Gather, from the listing beneath this task, every line holding the string "болезней".

───── RECORDS FOR THE TASK ─────

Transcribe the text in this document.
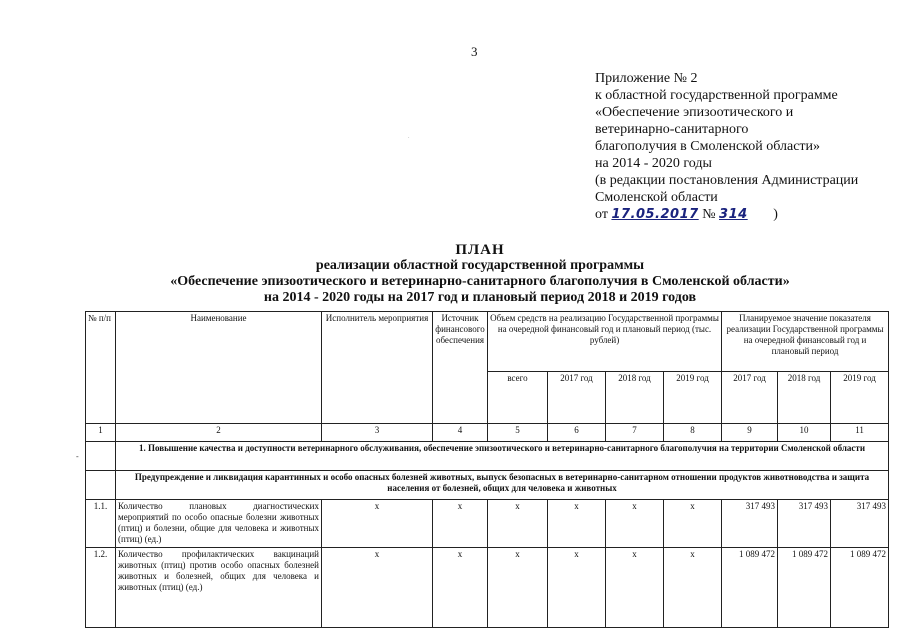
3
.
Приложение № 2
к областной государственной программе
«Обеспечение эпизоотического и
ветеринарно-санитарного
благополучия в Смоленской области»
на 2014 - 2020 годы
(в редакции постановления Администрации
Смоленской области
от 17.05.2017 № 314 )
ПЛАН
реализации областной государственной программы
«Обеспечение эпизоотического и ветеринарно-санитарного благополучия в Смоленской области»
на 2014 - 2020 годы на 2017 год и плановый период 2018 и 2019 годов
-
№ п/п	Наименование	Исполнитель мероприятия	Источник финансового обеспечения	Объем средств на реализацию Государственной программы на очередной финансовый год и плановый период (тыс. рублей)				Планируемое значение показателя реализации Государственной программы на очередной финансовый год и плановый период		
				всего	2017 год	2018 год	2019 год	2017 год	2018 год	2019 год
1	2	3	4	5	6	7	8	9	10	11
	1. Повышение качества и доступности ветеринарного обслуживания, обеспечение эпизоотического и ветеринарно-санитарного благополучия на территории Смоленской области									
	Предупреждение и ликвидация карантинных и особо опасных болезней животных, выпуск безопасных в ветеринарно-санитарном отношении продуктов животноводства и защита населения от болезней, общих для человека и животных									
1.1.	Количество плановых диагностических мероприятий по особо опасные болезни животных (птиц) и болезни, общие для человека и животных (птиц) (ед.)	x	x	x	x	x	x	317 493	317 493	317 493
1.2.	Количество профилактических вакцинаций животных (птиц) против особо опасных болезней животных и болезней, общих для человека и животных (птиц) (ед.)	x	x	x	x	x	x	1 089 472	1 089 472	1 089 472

─────
───── RECORDS FOR THE TASK ─────

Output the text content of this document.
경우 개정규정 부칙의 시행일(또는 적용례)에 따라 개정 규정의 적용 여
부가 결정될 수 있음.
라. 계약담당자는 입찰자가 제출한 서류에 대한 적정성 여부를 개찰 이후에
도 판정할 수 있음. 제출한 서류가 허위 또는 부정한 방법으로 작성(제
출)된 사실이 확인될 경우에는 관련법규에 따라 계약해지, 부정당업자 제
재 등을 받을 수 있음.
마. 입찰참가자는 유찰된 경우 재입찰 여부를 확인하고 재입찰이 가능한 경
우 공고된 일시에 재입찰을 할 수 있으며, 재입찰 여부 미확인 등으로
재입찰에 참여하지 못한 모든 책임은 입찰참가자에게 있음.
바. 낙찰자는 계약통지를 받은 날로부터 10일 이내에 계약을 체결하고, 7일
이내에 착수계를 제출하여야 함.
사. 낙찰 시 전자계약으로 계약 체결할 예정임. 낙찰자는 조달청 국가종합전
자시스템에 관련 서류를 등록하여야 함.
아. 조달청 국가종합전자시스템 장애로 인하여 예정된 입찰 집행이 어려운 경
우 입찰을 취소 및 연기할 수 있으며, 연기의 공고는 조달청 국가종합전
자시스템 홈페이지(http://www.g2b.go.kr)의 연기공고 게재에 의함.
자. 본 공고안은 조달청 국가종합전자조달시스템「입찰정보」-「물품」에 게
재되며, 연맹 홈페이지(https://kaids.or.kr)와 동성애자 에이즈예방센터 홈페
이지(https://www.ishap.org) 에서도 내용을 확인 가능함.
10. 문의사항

─────

■ **RESPONSE TO THE TASK**:
	Предупреждение и ликвидация карантинных и особо опасных болезней животных, выпуск безопасных в ветеринарно-санитарном отношении продуктов животноводства и защита населения от болезней, общих для человека и животных									
1.2.	Количество профилактических вакцинаций животных (птиц) против особо опасных болезней животных и болезней, общих для человека и животных (птиц) (ед.)	x	x	x	x	x	x	1 089 472	1 089 472	1 089 472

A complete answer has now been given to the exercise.